───── DOCUMENT EXTRACT
This can be found by adding the total number of sets with (k)-extreme-coordinates for all 0 <= k <= d.
A three-dimensional mechanism of (3*3*3) or larger has 27 "default position similarity sets":
1 set of 0-extreme-coordinates bricks (interior bricks), 6 sets of 1-extreme-coordinate bricks ("face interiors"), 12 sets of 2-extreme-coordinates bricks ("edges"), and 8 sets of 3-extreme-coordinates bricks ("corners"). For a (3*3*3) mechanism, each set contains a single brick.
The image below shows "default position similarity sets" for various three-dimensional mechanisms.
In the image below, each similarity set is assigned a distinct color. A four-dimensional mechanism of (3*3*3*3) or larger has 81 "default position similarity sets":
1 set of 0-extreme-coordinates bricks (interior bricks), 8 sets of 1-extreme-coordinate bricks ("face interiors"), 24 sets of 2-extreme-coordinates bricks, 32 sets of 3-extreme-coordinates bricks, and 16 sets of 4-extreme-coordinates bricks.
For a (3*3*3*3) mechanism, each set contains a single brick.
A (d)-dimensional mechanism with a thickness less than 3 in any dimension will have fewer than (3^(d)) "default position similarity sets", because some kinds of similarity sets will not exist.
For example, a (2*2*2) mechanism does not have any 0-extreme-coordinates bricks or 1-extreme-coordinate bricks.
If any thickness is equal to 1, then new kinds of (k)-extreme-coordinates bricks will appear.
For example, a (1*1*1) mechanism (a single brick) has a single 6-extreme-coordinates brick.

## 4.7 (d)-dimensional mechanism : brick orientation labels

Each brick in a mechanism has a list of "orientation labels", represented by a (d)-dimensional vector of integers (BL), such that (BL[i]==0) if axis (i) of a brick is unmarked, and (BL[i]==1) if axis (i) of a brick is marked, for all 0 <= i <= (d-1).
Each "interior brick" typically has no non-zero "orientation labels"; (BL[i] == 0) for all 0 <= i <= (d-1).
Each "surface brick" typically has one or more non-zero "orientation labels"; (BL[i] != 0) for one or more 0 <= i <= (d-1).
By default, each "surface brick" has "orientation labels" assigned such that (BL[i] == 1) if (BHD[i] == 1) or (BHD[i] == N[i]), and otherwise (BL[i] == 0), for all 0 <= i <= (d-1).
Thus, by default, an axis label is set if, when the brick is in its default position, the brick is at one of the two extremes (possibly identical) of that dimension of the mechanism.
A "surface brick" can have additional "orientation labels" applied when the cube is constructed.
Thus, even if a surface brick only has one extreme coordinate when it is at its default position, an additional label can be applied to the brick by the mechanism manufacturer.
A non-zero "orientation label" ((BL[i] != 0) for a particular 0 <= i <= (d-1)) makes the orientation of the corresponding brick axis (example: g(i)) significant, otherwise (if the axis label is zero), the orientation of the corresponding brick axis is not significant.

## 4.8 (d)-dimensional mechanism : "slices"

A "slice" of a (d)-dimensional mechanism is a 2-dimensional plane parallel to 2 of the axes of the mechanism.
──────────
▸ **WRITTEN INSTRUCTION 1**
Summarize the text on d-dimensional mechanisms in two sentences.
▸ **WRITTEN INSTRUCTION 2**
Write the next part of the text on d-dimensional mechanisms, picking up after its last sentence.
The lines that come after this text are separate material and not part of it.
───── MATERIAL PROVIDED
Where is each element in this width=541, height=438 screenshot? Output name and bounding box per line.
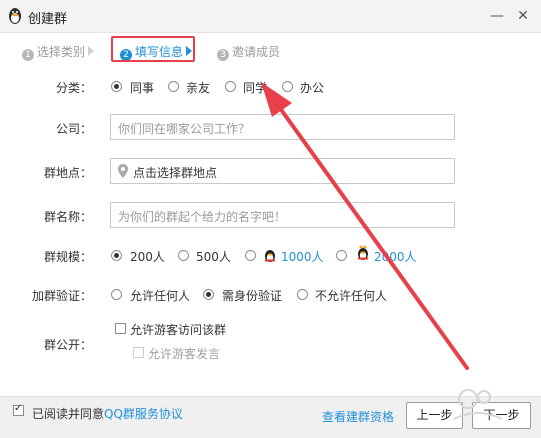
category-option-label: 办公 (300, 81, 325, 95)
allow-speak-checkbox[interactable] (133, 347, 144, 358)
category-option-label: 同学 (243, 81, 268, 95)
verify-label: 加群验证： (31, 289, 92, 303)
close-button[interactable]: ✕ (513, 6, 533, 26)
verify-radio-anyone[interactable] (111, 289, 122, 300)
location-placeholder: 点击选择群地点 (133, 166, 218, 180)
step-number: 1 (22, 49, 34, 61)
step-invite-members: 3 邀请成员 (217, 44, 281, 61)
group-name-label: 群名称： (43, 210, 92, 224)
agree-checkbox[interactable] (13, 403, 24, 416)
qq-crown-penguin-icon (358, 245, 368, 260)
service-agreement-link[interactable]: QQ群服务协议 (104, 405, 183, 422)
category-radio-classmate[interactable] (225, 81, 236, 92)
watermark-logo (453, 389, 503, 420)
category-radio-family[interactable] (168, 81, 179, 92)
window-title: 创建群 (28, 12, 68, 27)
step-select-category: 1 选择类别 (22, 44, 95, 61)
size-radio-200[interactable] (111, 250, 122, 261)
minimize-button[interactable]: — (487, 6, 507, 26)
verify-option-label: 允许任何人 (130, 289, 191, 303)
verify-option-label: 需身份验证 (222, 289, 283, 303)
company-label: 公司： (55, 122, 92, 136)
verify-radio-identity[interactable] (203, 289, 214, 300)
size-option-label: 200人 (130, 250, 165, 264)
agree-text: 已阅读并同意 (32, 407, 105, 421)
allow-visit-label: 允许游客访问该群 (130, 323, 227, 337)
allow-speak-label: 允许游客发言 (148, 347, 221, 361)
qq-crown-penguin-icon (265, 250, 275, 262)
step-label: 邀请成员 (232, 45, 281, 59)
annotation-highlight-box (111, 36, 195, 62)
size-radio-500[interactable] (178, 250, 189, 261)
step-label: 选择类别 (37, 45, 86, 59)
category-option-label: 同事 (130, 81, 155, 95)
size-radio-2000[interactable] (336, 250, 347, 261)
size-option-label: 500人 (196, 250, 231, 264)
verify-radio-nobody[interactable] (297, 289, 308, 300)
size-label: 群规模： (43, 250, 92, 264)
group-name-input[interactable]: 为你们的群起个给力的名字吧！ (110, 202, 455, 228)
category-label: 分类： (55, 81, 92, 95)
location-label: 群地点： (43, 166, 92, 180)
size-option-label: 2000人 (374, 250, 417, 264)
category-radio-colleague[interactable] (111, 81, 122, 92)
size-option-label: 1000人 (281, 250, 324, 264)
step-number: 3 (217, 49, 229, 61)
size-radio-1000[interactable] (245, 250, 256, 261)
verify-option-label: 不允许任何人 (315, 289, 388, 303)
group-name-placeholder: 为你们的群起个给力的名字吧！ (118, 210, 287, 224)
company-placeholder: 你们同在哪家公司工作？ (118, 122, 251, 136)
step-arrow-icon (88, 46, 95, 56)
map-pin-icon (118, 164, 128, 178)
qq-penguin-icon (9, 8, 21, 24)
category-radio-office[interactable] (282, 81, 293, 92)
category-option-label: 亲友 (186, 81, 211, 95)
title-bar: 创建群 — ✕ (0, 0, 541, 33)
allow-visit-checkbox[interactable] (115, 323, 126, 334)
company-input[interactable]: 你们同在哪家公司工作？ (110, 114, 455, 140)
qualification-link[interactable]: 查看建群资格 (322, 408, 394, 425)
public-label: 群公开： (43, 338, 92, 352)
location-input[interactable]: 点击选择群地点 (110, 158, 455, 184)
──────────
▸ **OUTPUT 1**
A three-dimensional mechanism of (3*3*3) or larger has 27 "default position similarity sets" and a four-dimensional one of (3*3*3*3) or larger has 81, while a mechanism with a thickness less than 3 in any dimension has fewer. Each brick carries a vector of "orientation labels" that by default marks an axis when the brick, in its default position, sits at an extreme of that dimension, and a marked axis makes the orientation of that brick axis significant.

▸ **OUTPUT 2**
A particular slice is described by specifying : the 2 axes parallel to the plane of the slice, and (d-2) coordinate values that specify the position of the plane relative to the remaining (d-2) mechanism axes.
A slice can be specified by Slice( a, b, H ), where (a), with 0 <= a <= (d-1), indicates the index of the coordinate axis of one of the two axes parallel to the slice plane, and (b), with (b != a) and 0 <= b <= (d-1), indicates the index of the coordinate axis of another of the two axes parallel to the slice plane, and the (d)-dimensional vector (H) indicates the position of the plane along the remaining (d-2) mechanism axes.
(The components H[a] and H[b] are ignored, and can be arbitrarily set to zero.)
A brick, (brick), in a mechanism, is within a slice, (slice), if ((brick).BH[i] == (slice).H[i]) for all 0 <= i <= (d-1) and (i != (slice).a) and (i != (slice).b).

## 4.9 (d)-dimensional mechanism : slice rotations

A "slice rotation" of a (d)-dimensional mechanism, given a specific slice, is the rotation of all bricks contained in the slice such that all bricks remain in the plane of the slice and the bricks rotate around the point (xa=0,xb=0) within the plane (where xa and xb are the coordinate axes within the plane of the slice).
A slice rotation can change the positions of some bricks in a mechanism.
A slice rotation can change the orientations of some bricks in a mechanism.
Slice rotations are the only way to change the positions or orientations of bricks within in a mechanism.
(The whole mechanism can be moved or rotated to alter viewing conditions.)
A slice rotation can be described by specifying a slice and by specifying an angle.
For example, we can represent a slice rotation by "R(a,b,H,k)", where (a) and (b) specify the axes parallel to the slice plane, and (H) specifies the position of the plane (using (d-2) of the (d) coordinate values), and (k) specifies the angle (in terms of a positive multiple of quarter turn increments; k = 1, 2, or 3).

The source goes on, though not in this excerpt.